<<<<

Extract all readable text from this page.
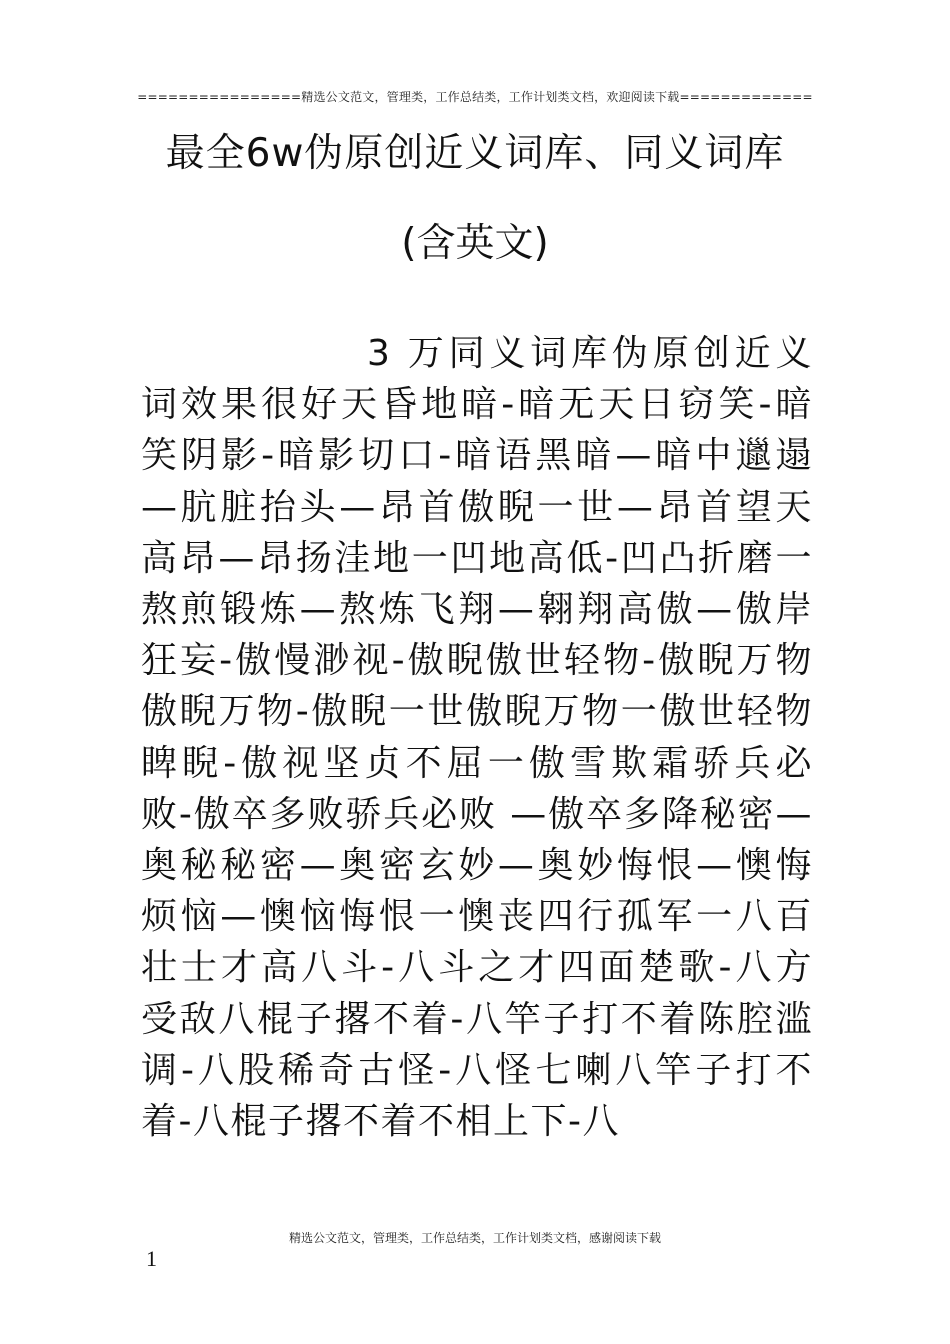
================精选公文范文，管理类，工作总结类，工作计划类文档，欢迎阅读下载=============
最全6w伪原创近义词库、同义词库
(含英文)
3 万同义词库伪原创近义
词效果很好天昏地暗-暗无天日窃笑-暗
笑阴影-暗影切口-暗语黑暗—暗中邋遢
—肮脏抬头—昂首傲睨一世—昂首望天
高昂—昂扬洼地一凹地高低-凹凸折磨一
熬煎锻炼—熬炼飞翔—翱翔高傲—傲岸
狂妄-傲慢渺视-傲睨傲世轻物-傲睨万物
傲睨万物-傲睨一世傲睨万物一傲世轻物
睥睨-傲视坚贞不屈一傲雪欺霜骄兵必
败-傲卒多败骄兵必败 —傲卒多降秘密—
奥秘秘密—奥密玄妙—奥妙悔恨—懊悔
烦恼—懊恼悔恨一懊丧四行孤军一八百
壮士才高八斗-八斗之才四面楚歌-八方
受敌八棍子撂不着-八竿子打不着陈腔滥
调-八股稀奇古怪-八怪七喇八竿子打不
着-八棍子撂不着不相上下-八
精选公文范文，管理类，工作总结类，工作计划类文档，感谢阅读下载
1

>>>>

*Exercise objective*
Copy out every line from the data above that has "傲睨万物" in it.

*Solved exercise*
狂妄-傲慢渺视-傲睨傲世轻物-傲睨万物
傲睨万物-傲睨一世傲睨万物一傲世轻物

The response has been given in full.